Job — Locate each line holding the string "Сосуды" and copy it.

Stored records

----

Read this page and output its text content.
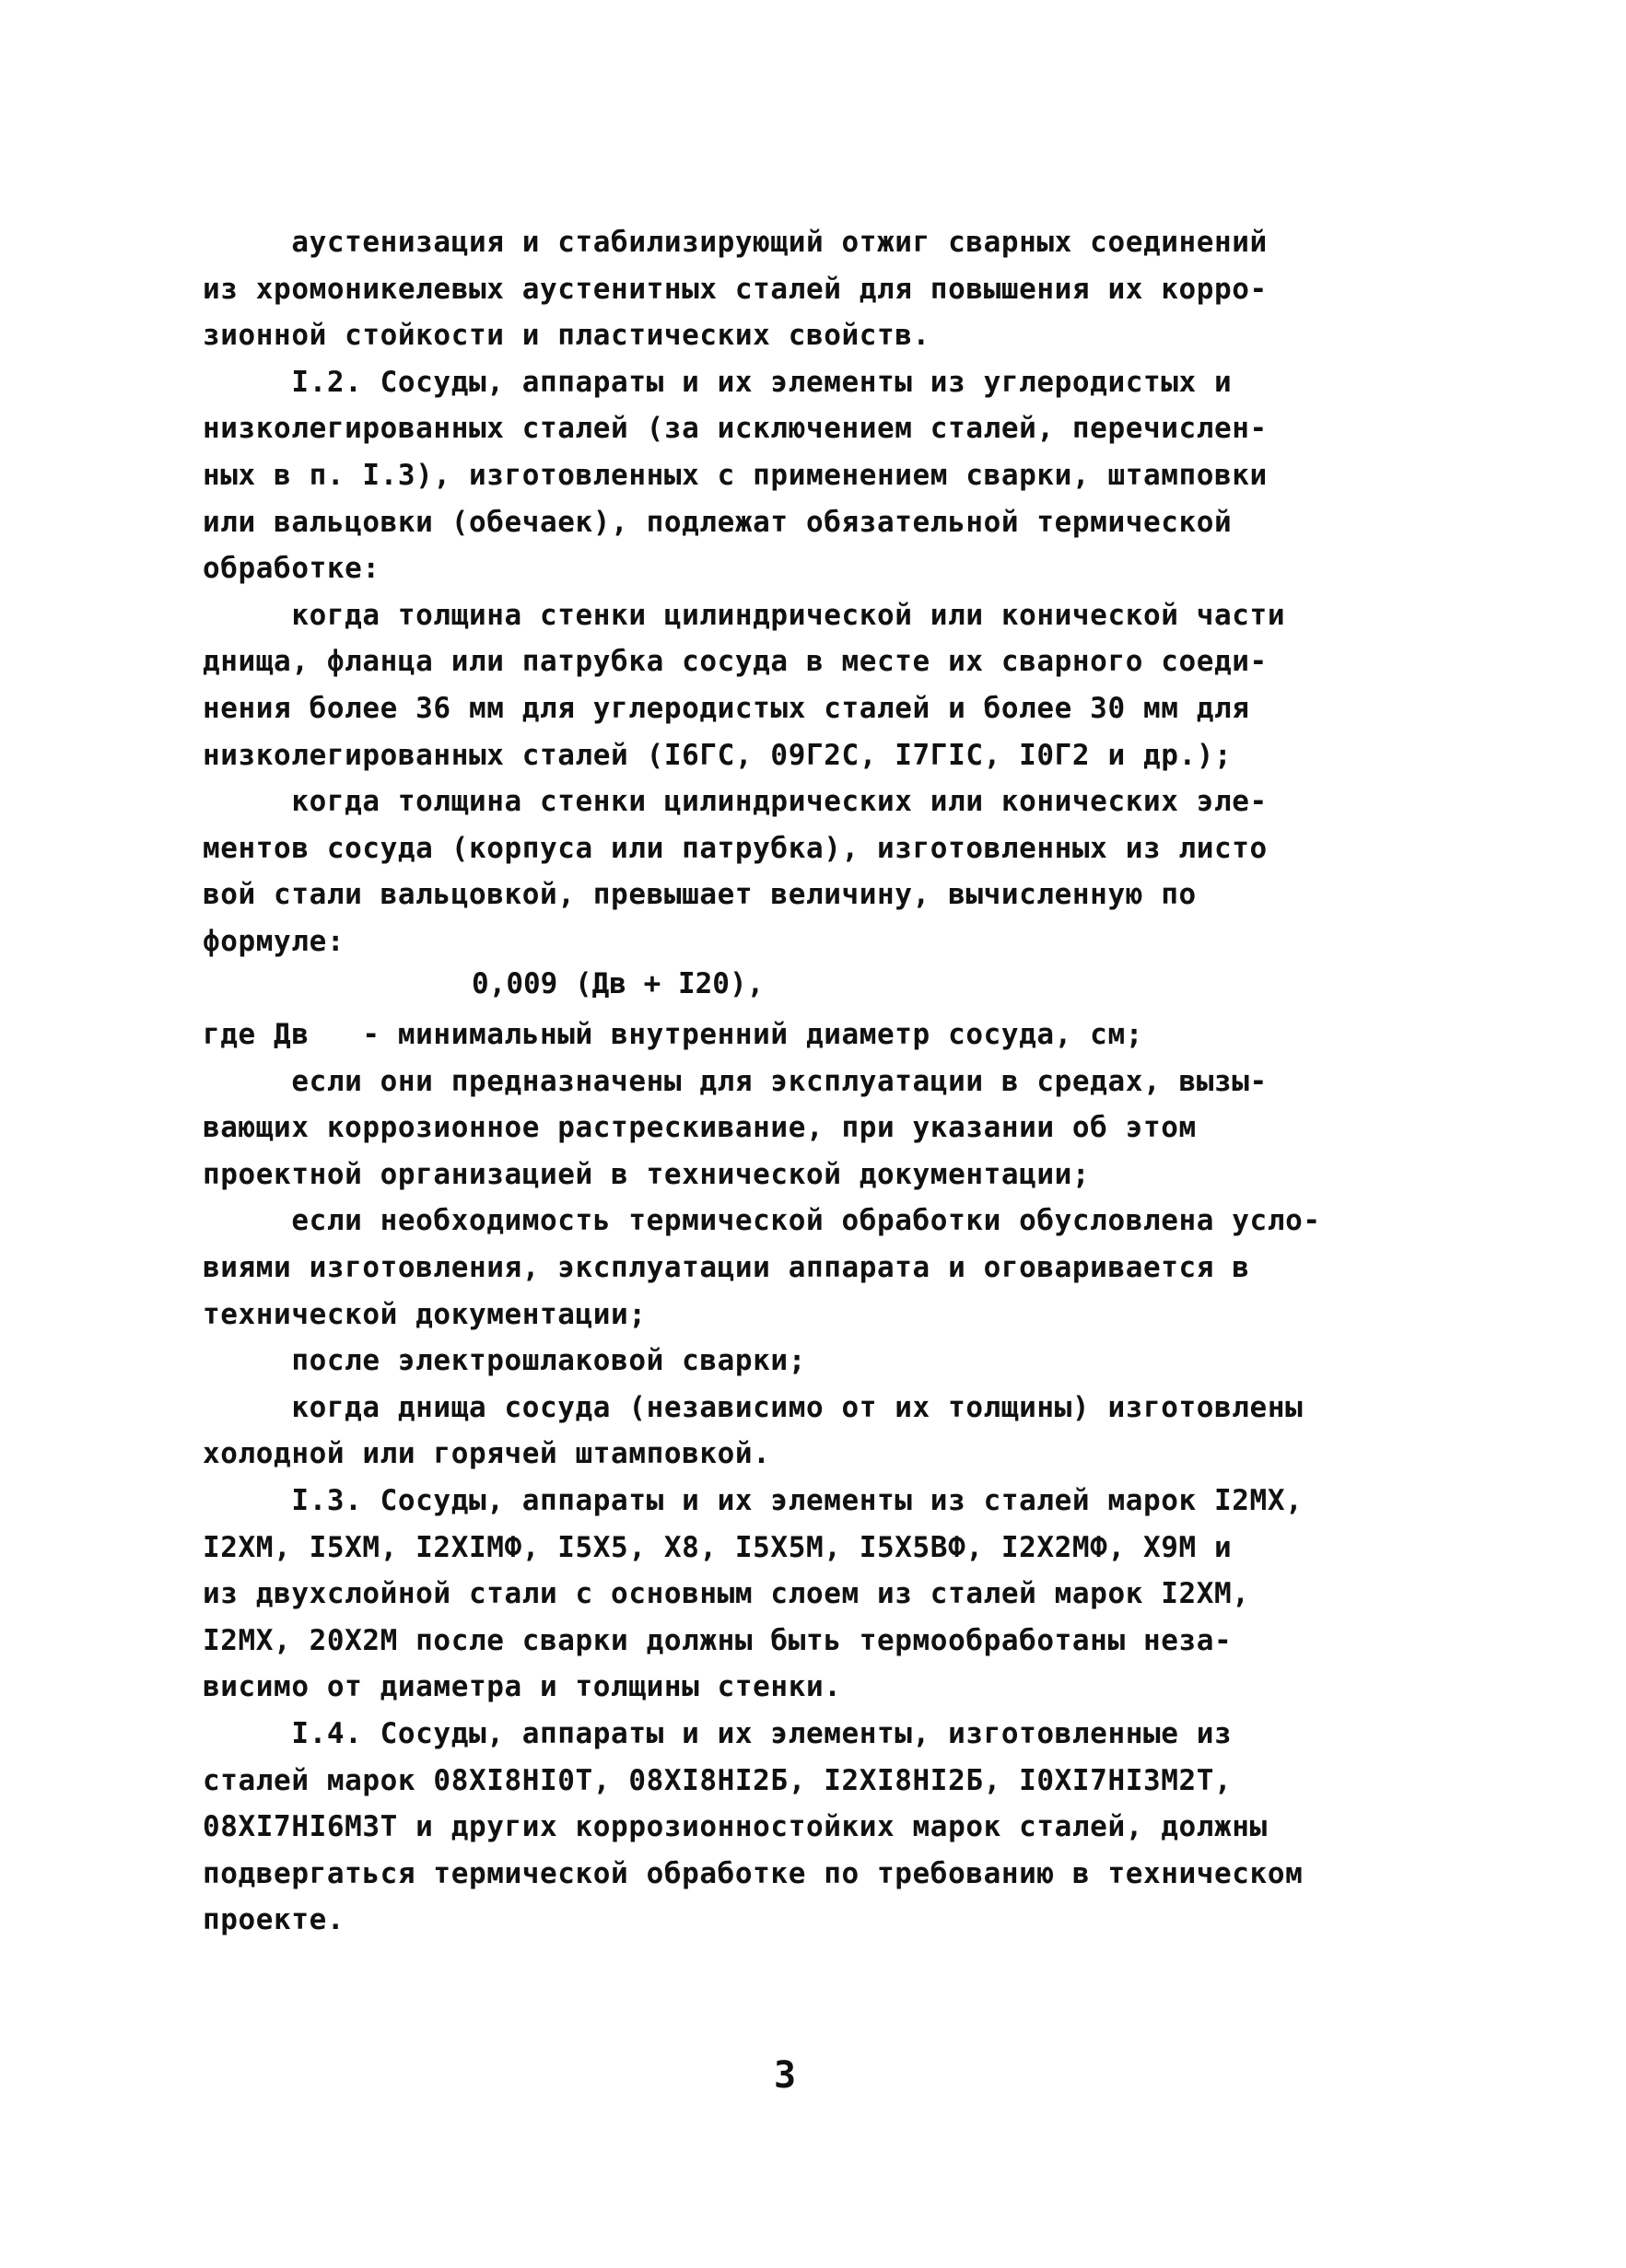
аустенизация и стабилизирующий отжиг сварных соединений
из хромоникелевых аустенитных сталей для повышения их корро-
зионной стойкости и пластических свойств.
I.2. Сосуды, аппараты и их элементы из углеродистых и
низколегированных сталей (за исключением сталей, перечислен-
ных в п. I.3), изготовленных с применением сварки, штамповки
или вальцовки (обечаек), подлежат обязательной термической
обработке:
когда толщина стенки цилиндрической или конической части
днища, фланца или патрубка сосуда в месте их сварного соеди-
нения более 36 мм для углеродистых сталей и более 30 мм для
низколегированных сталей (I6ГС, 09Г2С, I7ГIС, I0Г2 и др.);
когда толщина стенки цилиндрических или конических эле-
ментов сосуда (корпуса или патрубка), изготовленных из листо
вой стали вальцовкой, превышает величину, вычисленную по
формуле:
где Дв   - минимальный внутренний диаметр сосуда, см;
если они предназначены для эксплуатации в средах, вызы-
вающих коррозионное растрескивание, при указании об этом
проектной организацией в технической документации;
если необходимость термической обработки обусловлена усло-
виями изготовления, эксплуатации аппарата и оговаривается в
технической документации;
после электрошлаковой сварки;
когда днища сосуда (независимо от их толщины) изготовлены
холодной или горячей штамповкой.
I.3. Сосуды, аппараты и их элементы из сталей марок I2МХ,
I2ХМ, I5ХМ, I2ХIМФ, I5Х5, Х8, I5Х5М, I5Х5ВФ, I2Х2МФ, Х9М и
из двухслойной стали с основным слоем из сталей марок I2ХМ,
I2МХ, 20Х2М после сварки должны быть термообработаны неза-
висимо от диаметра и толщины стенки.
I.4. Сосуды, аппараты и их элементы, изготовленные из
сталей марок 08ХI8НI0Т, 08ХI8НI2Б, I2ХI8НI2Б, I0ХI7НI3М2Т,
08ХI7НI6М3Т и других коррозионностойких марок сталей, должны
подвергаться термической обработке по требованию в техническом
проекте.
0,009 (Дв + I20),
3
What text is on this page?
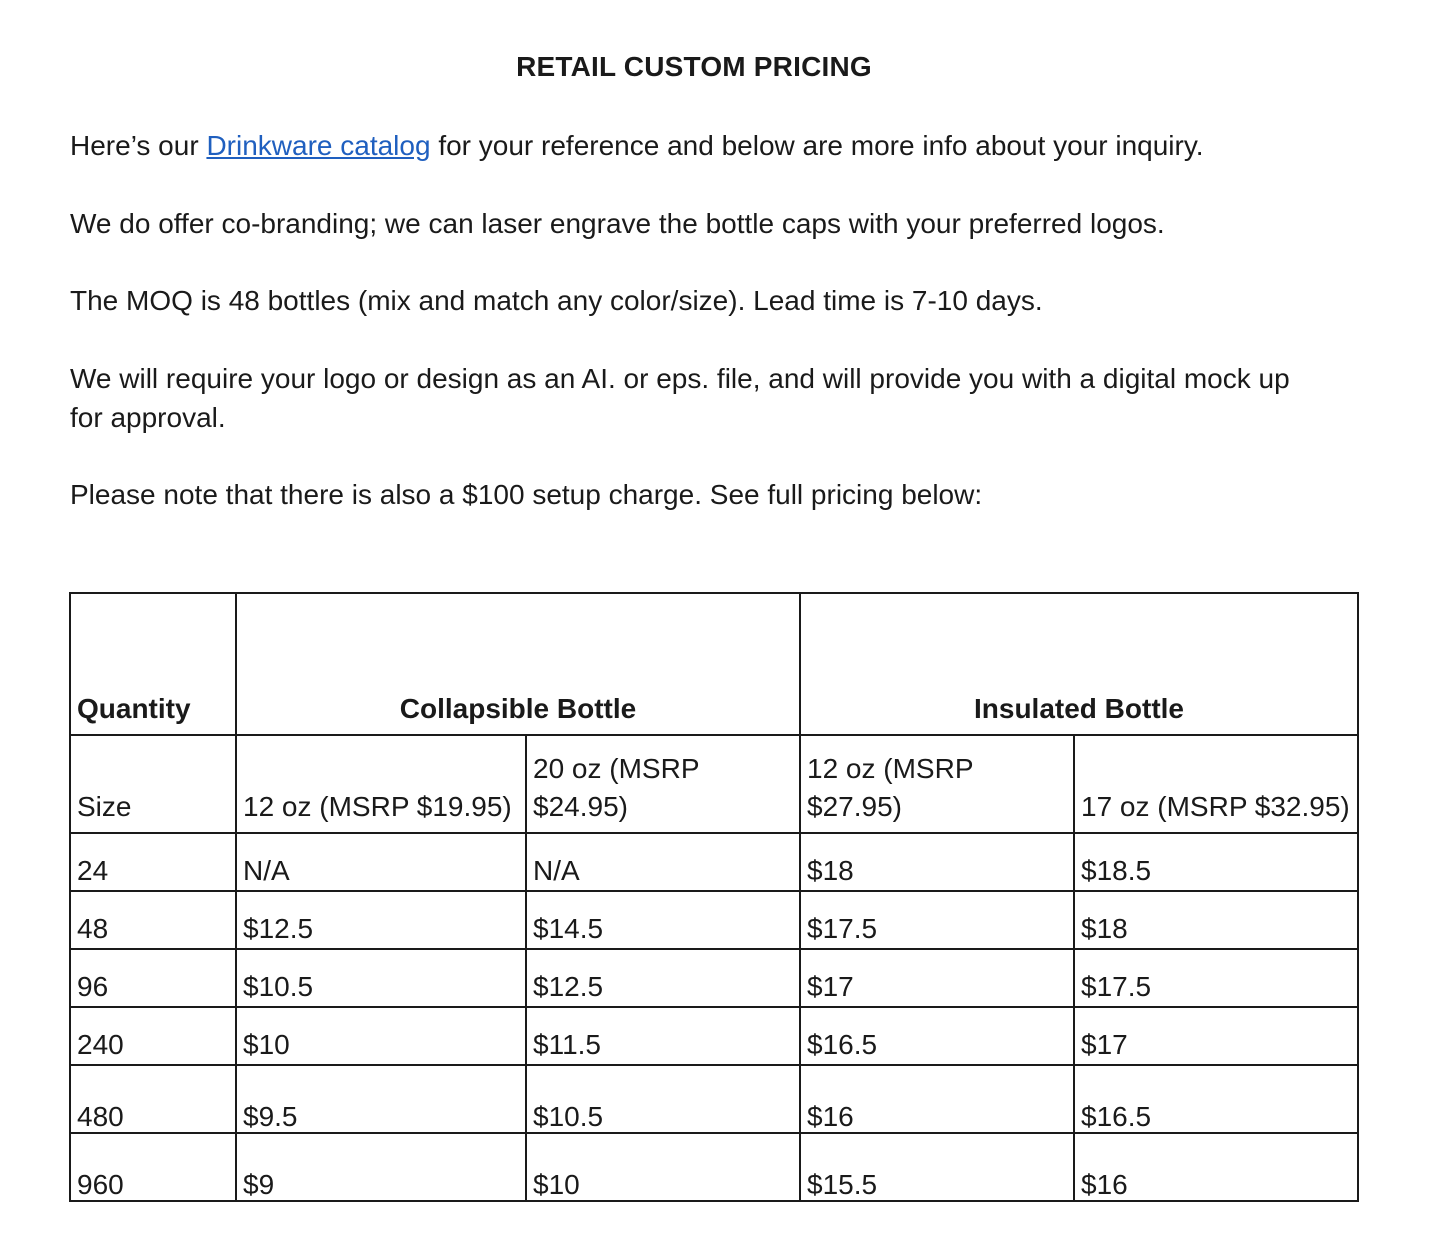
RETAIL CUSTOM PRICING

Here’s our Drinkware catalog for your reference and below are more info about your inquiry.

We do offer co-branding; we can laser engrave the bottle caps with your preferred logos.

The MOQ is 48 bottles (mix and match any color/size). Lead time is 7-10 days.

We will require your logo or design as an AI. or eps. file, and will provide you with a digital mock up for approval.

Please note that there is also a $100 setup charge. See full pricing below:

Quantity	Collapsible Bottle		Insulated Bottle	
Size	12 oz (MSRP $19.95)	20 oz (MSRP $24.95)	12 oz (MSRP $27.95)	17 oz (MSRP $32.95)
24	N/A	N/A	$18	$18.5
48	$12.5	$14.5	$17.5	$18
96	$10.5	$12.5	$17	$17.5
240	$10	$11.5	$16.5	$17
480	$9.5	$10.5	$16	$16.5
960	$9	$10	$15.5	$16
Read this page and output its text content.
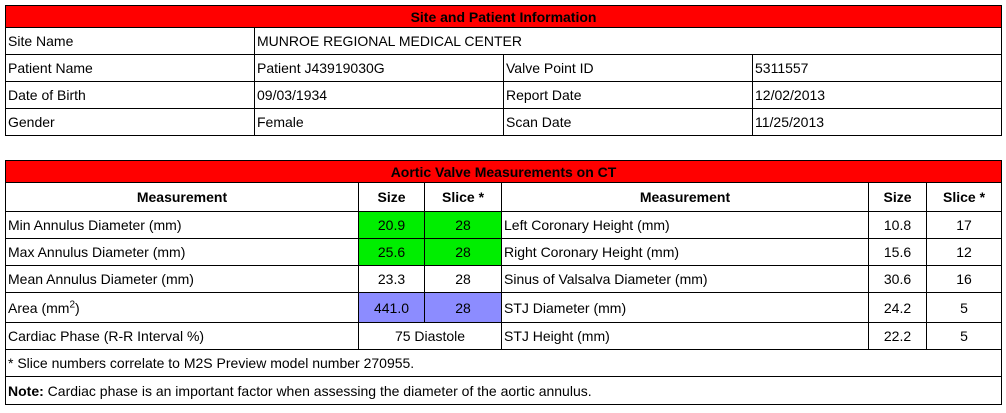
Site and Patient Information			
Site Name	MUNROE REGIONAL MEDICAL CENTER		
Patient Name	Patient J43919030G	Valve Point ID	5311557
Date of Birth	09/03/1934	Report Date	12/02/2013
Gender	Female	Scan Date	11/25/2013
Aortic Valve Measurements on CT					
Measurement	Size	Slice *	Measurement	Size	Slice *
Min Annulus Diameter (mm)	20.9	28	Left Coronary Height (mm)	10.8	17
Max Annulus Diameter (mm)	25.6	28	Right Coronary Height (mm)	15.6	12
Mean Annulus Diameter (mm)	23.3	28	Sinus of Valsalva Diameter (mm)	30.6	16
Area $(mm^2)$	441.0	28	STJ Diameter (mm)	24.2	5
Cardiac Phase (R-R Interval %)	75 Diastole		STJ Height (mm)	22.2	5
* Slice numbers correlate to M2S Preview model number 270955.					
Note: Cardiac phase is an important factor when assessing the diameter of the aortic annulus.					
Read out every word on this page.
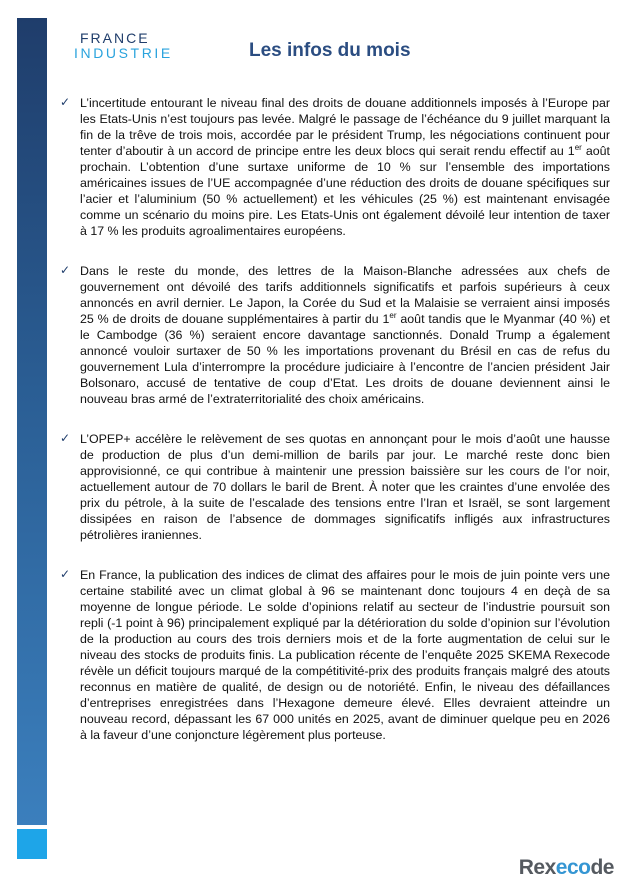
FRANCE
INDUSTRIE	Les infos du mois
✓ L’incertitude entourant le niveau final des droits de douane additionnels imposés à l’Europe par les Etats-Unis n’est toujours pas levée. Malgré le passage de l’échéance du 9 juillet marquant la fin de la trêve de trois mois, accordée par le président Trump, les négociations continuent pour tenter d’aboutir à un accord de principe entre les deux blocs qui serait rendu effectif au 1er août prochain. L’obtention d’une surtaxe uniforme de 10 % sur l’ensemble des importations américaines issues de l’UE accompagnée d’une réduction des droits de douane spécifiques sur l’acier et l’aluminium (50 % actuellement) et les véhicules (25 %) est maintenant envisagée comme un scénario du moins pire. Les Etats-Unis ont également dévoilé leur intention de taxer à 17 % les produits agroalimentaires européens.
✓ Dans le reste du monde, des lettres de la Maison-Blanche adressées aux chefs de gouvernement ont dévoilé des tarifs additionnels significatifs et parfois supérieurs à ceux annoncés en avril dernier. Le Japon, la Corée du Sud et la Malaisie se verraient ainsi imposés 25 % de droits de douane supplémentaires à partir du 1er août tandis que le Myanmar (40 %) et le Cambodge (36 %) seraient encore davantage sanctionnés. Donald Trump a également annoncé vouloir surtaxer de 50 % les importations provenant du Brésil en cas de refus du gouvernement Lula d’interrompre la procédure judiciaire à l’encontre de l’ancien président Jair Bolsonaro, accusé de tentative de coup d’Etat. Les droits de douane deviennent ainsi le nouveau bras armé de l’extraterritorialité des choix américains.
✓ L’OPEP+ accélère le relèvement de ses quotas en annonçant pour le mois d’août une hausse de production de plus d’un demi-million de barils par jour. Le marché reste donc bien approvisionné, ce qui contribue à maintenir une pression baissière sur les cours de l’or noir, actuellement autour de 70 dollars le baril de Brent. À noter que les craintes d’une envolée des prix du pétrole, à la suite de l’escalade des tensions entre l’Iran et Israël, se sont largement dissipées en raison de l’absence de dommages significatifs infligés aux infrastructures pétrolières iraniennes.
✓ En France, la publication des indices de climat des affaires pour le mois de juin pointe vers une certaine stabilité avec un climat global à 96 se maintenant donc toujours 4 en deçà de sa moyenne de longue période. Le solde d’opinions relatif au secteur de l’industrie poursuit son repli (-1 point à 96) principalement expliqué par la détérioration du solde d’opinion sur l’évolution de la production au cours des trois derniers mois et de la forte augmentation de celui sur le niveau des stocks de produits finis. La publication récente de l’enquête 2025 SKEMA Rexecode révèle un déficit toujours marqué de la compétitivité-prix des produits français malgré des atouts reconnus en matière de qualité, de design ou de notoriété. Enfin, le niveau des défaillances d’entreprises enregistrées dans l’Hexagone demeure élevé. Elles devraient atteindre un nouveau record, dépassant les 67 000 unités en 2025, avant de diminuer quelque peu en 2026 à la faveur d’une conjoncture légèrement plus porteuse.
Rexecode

----

Result —
I.2. Сосуды, аппараты и их элементы из углеродистых и
I.3. Сосуды, аппараты и их элементы из сталей марок I2МХ,
I.4. Сосуды, аппараты и их элементы, изготовленные из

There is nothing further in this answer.